:: Task to carry out ::
Copy every line, leaving nothing out and adding nothing.

-- start of Supplied entries --

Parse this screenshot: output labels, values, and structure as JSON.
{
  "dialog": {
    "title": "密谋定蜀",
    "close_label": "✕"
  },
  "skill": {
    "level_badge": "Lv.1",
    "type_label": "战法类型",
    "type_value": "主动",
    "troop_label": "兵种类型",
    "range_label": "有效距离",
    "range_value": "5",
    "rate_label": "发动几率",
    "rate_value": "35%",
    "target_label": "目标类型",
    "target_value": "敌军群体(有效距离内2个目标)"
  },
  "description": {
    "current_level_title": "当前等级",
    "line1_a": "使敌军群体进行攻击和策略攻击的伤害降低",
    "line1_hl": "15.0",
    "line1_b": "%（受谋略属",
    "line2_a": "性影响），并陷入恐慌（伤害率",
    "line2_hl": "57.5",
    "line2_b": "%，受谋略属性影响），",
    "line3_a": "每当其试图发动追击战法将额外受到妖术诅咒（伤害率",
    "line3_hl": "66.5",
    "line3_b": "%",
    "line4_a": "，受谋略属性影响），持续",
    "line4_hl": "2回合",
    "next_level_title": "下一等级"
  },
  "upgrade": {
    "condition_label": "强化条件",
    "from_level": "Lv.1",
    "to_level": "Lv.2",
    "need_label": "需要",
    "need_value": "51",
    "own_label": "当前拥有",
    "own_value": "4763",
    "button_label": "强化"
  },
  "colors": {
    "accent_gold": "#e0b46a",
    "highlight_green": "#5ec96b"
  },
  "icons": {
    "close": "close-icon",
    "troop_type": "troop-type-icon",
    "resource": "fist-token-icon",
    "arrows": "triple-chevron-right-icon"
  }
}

-- end of Supplied entries --

:: Reply to the exercise ::
Parse this screenshot: output labels, values, and structure as JSON.
{
  "dialog": {
    "title": "密谋定蜀",
    "close_label": "✕"
  },
  "skill": {
    "level_badge": "Lv.1",
    "type_label": "战法类型",
    "type_value": "主动",
    "troop_label": "兵种类型",
    "range_label": "有效距离",
    "range_value": "5",
    "rate_label": "发动几率",
    "rate_value": "35%",
    "target_label": "目标类型",
    "target_value": "敌军群体(有效距离内2个目标)"
  },
  "description": {
    "current_level_title": "当前等级",
    "line1_a": "使敌军群体进行攻击和策略攻击的伤害降低",
    "line1_hl": "15.0",
    "line1_b": "%（受谋略属",
    "line2_a": "性影响），并陷入恐慌（伤害率",
    "line2_hl": "57.5",
    "line2_b": "%，受谋略属性影响），",
    "line3_a": "每当其试图发动追击战法将额外受到妖术诅咒（伤害率",
    "line3_hl": "66.5",
    "line3_b": "%",
    "line4_a": "，受谋略属性影响），持续",
    "line4_hl": "2回合",
    "next_level_title": "下一等级"
  },
  "upgrade": {
    "condition_label": "强化条件",
    "from_level": "Lv.1",
    "to_level": "Lv.2",
    "need_label": "需要",
    "need_value": "51",
    "own_label": "当前拥有",
    "own_value": "4763",
    "button_label": "强化"
  },
  "colors": {
    "accent_gold": "#e0b46a",
    "highlight_green": "#5ec96b"
  },
  "icons": {
    "close": "close-icon",
    "troop_type": "troop-type-icon",
    "resource": "fist-token-icon",
    "arrows": "triple-chevron-right-icon"
  }
}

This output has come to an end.